Request
Copy out the whole listing exactly as written, leaving the pictures behind.

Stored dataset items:
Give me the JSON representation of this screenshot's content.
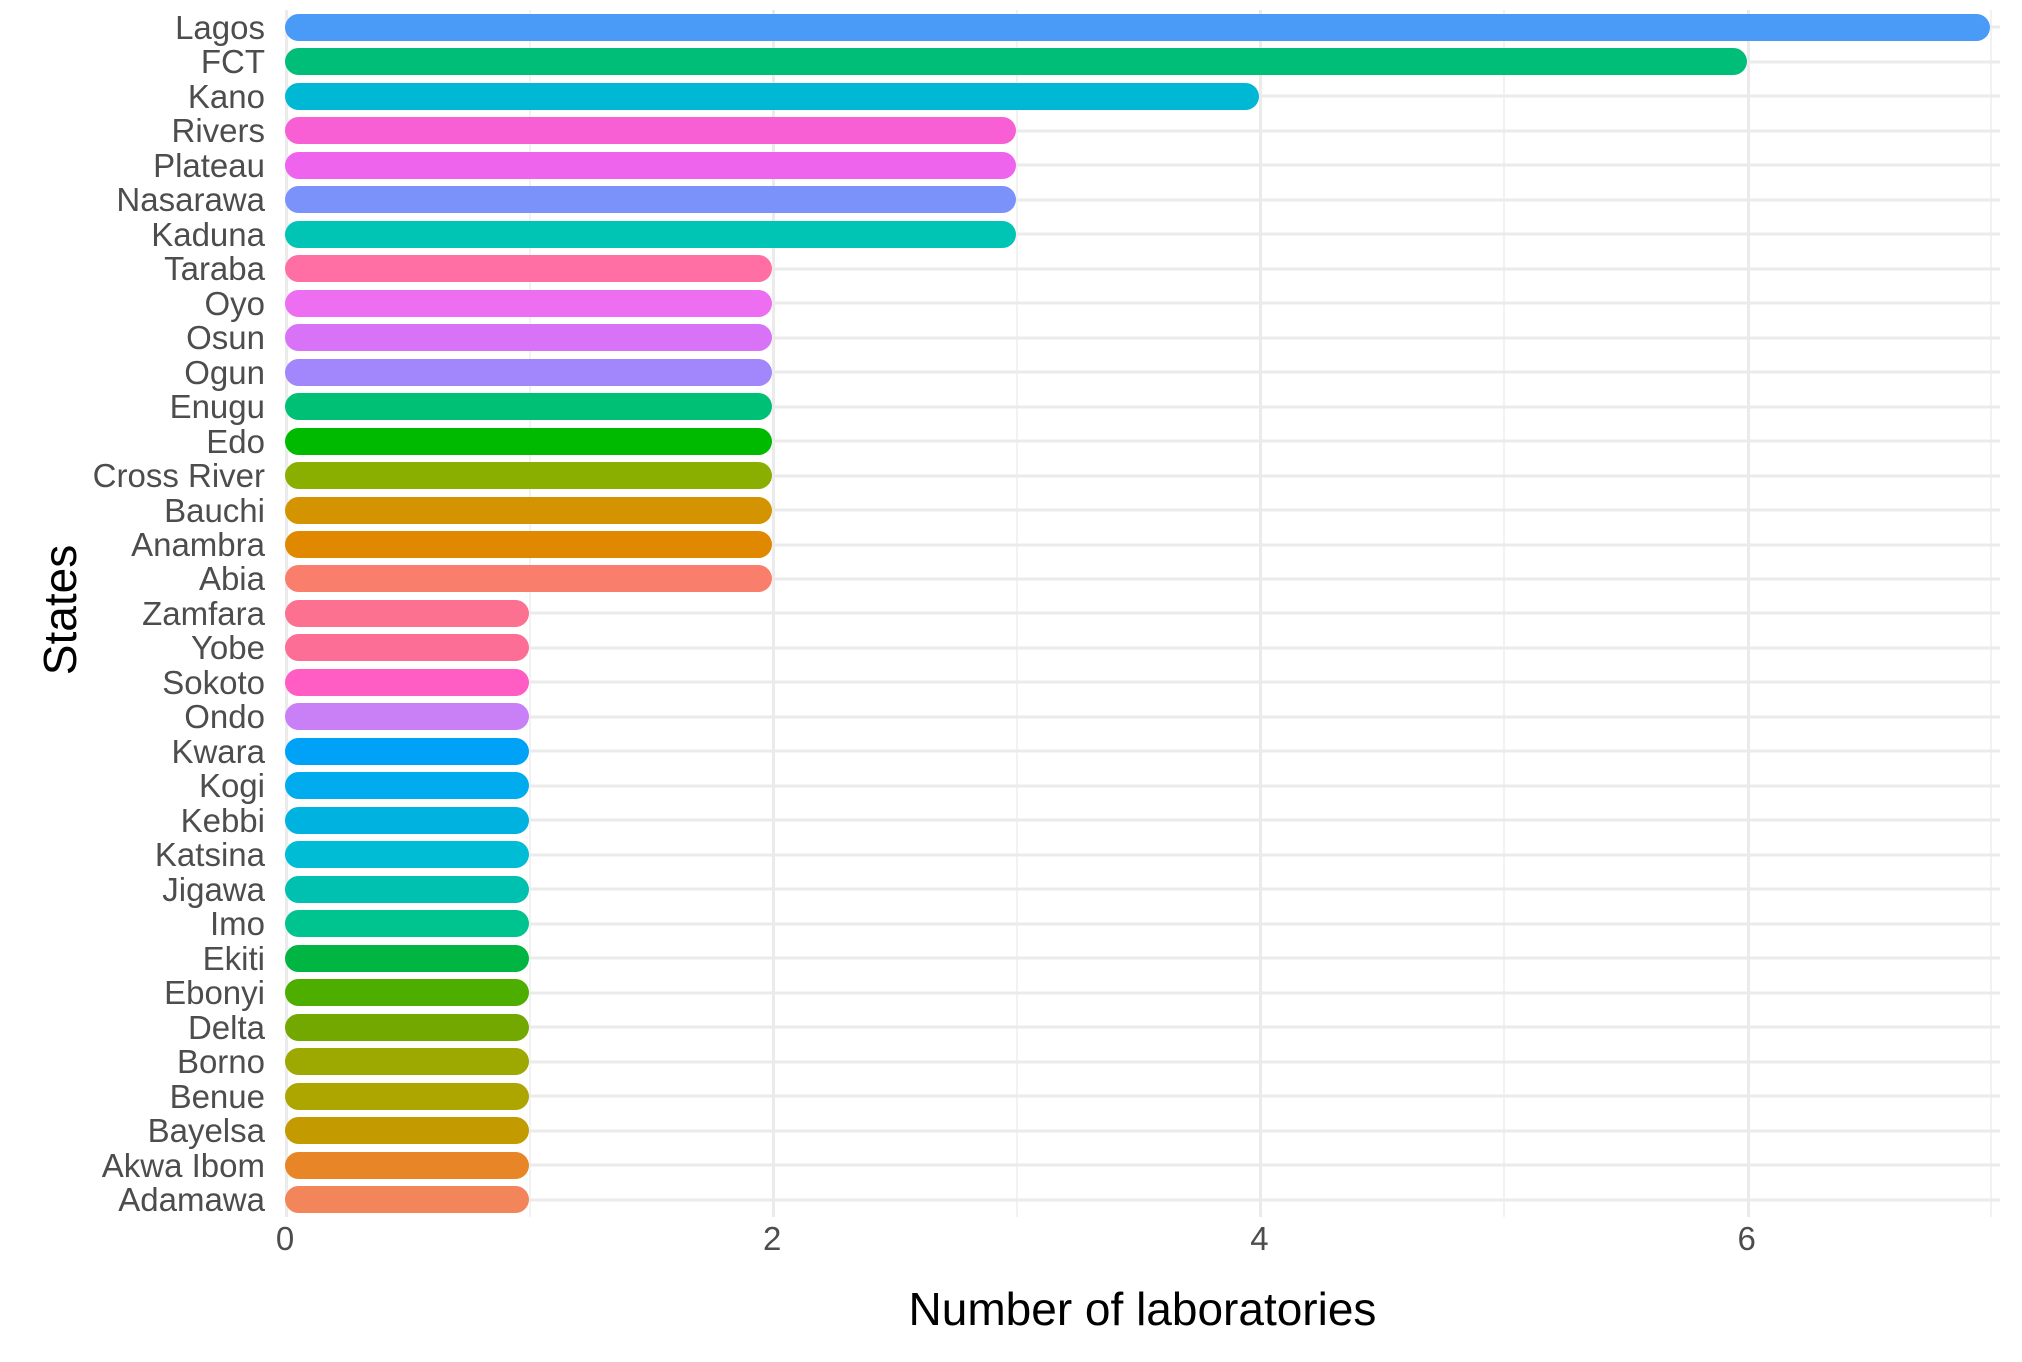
{
  "chart_data": {
    "type": "bar",
    "orientation": "horizontal",
    "title": "",
    "xlabel": "Number of laboratories",
    "ylabel": "States",
    "xlim": [
      0,
      7.04
    ],
    "ylim": null,
    "grid": true,
    "legend": false,
    "x_ticks": [
      0,
      2,
      4,
      6
    ],
    "x_tick_labels": [
      "0",
      "2",
      "4",
      "6"
    ],
    "x_minor_ticks": [
      1,
      3,
      5,
      7
    ],
    "categories": [
      "Lagos",
      "FCT",
      "Kano",
      "Rivers",
      "Plateau",
      "Nasarawa",
      "Kaduna",
      "Taraba",
      "Oyo",
      "Osun",
      "Ogun",
      "Enugu",
      "Edo",
      "Cross River",
      "Bauchi",
      "Anambra",
      "Abia",
      "Zamfara",
      "Yobe",
      "Sokoto",
      "Ondo",
      "Kwara",
      "Kogi",
      "Kebbi",
      "Katsina",
      "Jigawa",
      "Imo",
      "Ekiti",
      "Ebonyi",
      "Delta",
      "Borno",
      "Benue",
      "Bayelsa",
      "Akwa Ibom",
      "Adamawa"
    ],
    "values": [
      7,
      6,
      4,
      3,
      3,
      3,
      3,
      2,
      2,
      2,
      2,
      2,
      2,
      2,
      2,
      2,
      2,
      1,
      1,
      1,
      1,
      1,
      1,
      1,
      1,
      1,
      1,
      1,
      1,
      1,
      1,
      1,
      1,
      1,
      1
    ],
    "bar_colors": [
      "#4A9BF8",
      "#00BE78",
      "#00B8D4",
      "#F95FD4",
      "#EF64EC",
      "#7C92FB",
      "#00C4B4",
      "#FF6FA3",
      "#ED6EF0",
      "#D873F8",
      "#A186FC",
      "#00C075",
      "#00BA00",
      "#8BAF00",
      "#D49300",
      "#E08800",
      "#F97F6C",
      "#FC7190",
      "#FC6E95",
      "#FF5CC4",
      "#C97FF5",
      "#00A2F8",
      "#00ABEE",
      "#00B2E0",
      "#00BCD4",
      "#00C0B0",
      "#00C490",
      "#00B542",
      "#4DAE00",
      "#72A800",
      "#9DA800",
      "#ADA500",
      "#C39A00",
      "#E88627",
      "#F2855A"
    ],
    "panel_background": "#FFFFFF",
    "grid_color": "#EBEBEB",
    "axis_text_color": "#4D4D4D",
    "axis_title_color": "#000000"
  }
}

Full response
Give me the JSON representation of this screenshot's content.
{
  "chart_data": {
    "type": "bar",
    "orientation": "horizontal",
    "title": "",
    "xlabel": "Number of laboratories",
    "ylabel": "States",
    "xlim": [
      0,
      7.04
    ],
    "ylim": null,
    "grid": true,
    "legend": false,
    "x_ticks": [
      0,
      2,
      4,
      6
    ],
    "x_tick_labels": [
      "0",
      "2",
      "4",
      "6"
    ],
    "x_minor_ticks": [
      1,
      3,
      5,
      7
    ],
    "categories": [
      "Lagos",
      "FCT",
      "Kano",
      "Rivers",
      "Plateau",
      "Nasarawa",
      "Kaduna",
      "Taraba",
      "Oyo",
      "Osun",
      "Ogun",
      "Enugu",
      "Edo",
      "Cross River",
      "Bauchi",
      "Anambra",
      "Abia",
      "Zamfara",
      "Yobe",
      "Sokoto",
      "Ondo",
      "Kwara",
      "Kogi",
      "Kebbi",
      "Katsina",
      "Jigawa",
      "Imo",
      "Ekiti",
      "Ebonyi",
      "Delta",
      "Borno",
      "Benue",
      "Bayelsa",
      "Akwa Ibom",
      "Adamawa"
    ],
    "values": [
      7,
      6,
      4,
      3,
      3,
      3,
      3,
      2,
      2,
      2,
      2,
      2,
      2,
      2,
      2,
      2,
      2,
      1,
      1,
      1,
      1,
      1,
      1,
      1,
      1,
      1,
      1,
      1,
      1,
      1,
      1,
      1,
      1,
      1,
      1
    ],
    "bar_colors": [
      "#4A9BF8",
      "#00BE78",
      "#00B8D4",
      "#F95FD4",
      "#EF64EC",
      "#7C92FB",
      "#00C4B4",
      "#FF6FA3",
      "#ED6EF0",
      "#D873F8",
      "#A186FC",
      "#00C075",
      "#00BA00",
      "#8BAF00",
      "#D49300",
      "#E08800",
      "#F97F6C",
      "#FC7190",
      "#FC6E95",
      "#FF5CC4",
      "#C97FF5",
      "#00A2F8",
      "#00ABEE",
      "#00B2E0",
      "#00BCD4",
      "#00C0B0",
      "#00C490",
      "#00B542",
      "#4DAE00",
      "#72A800",
      "#9DA800",
      "#ADA500",
      "#C39A00",
      "#E88627",
      "#F2855A"
    ],
    "panel_background": "#FFFFFF",
    "grid_color": "#EBEBEB",
    "axis_text_color": "#4D4D4D",
    "axis_title_color": "#000000"
  }
}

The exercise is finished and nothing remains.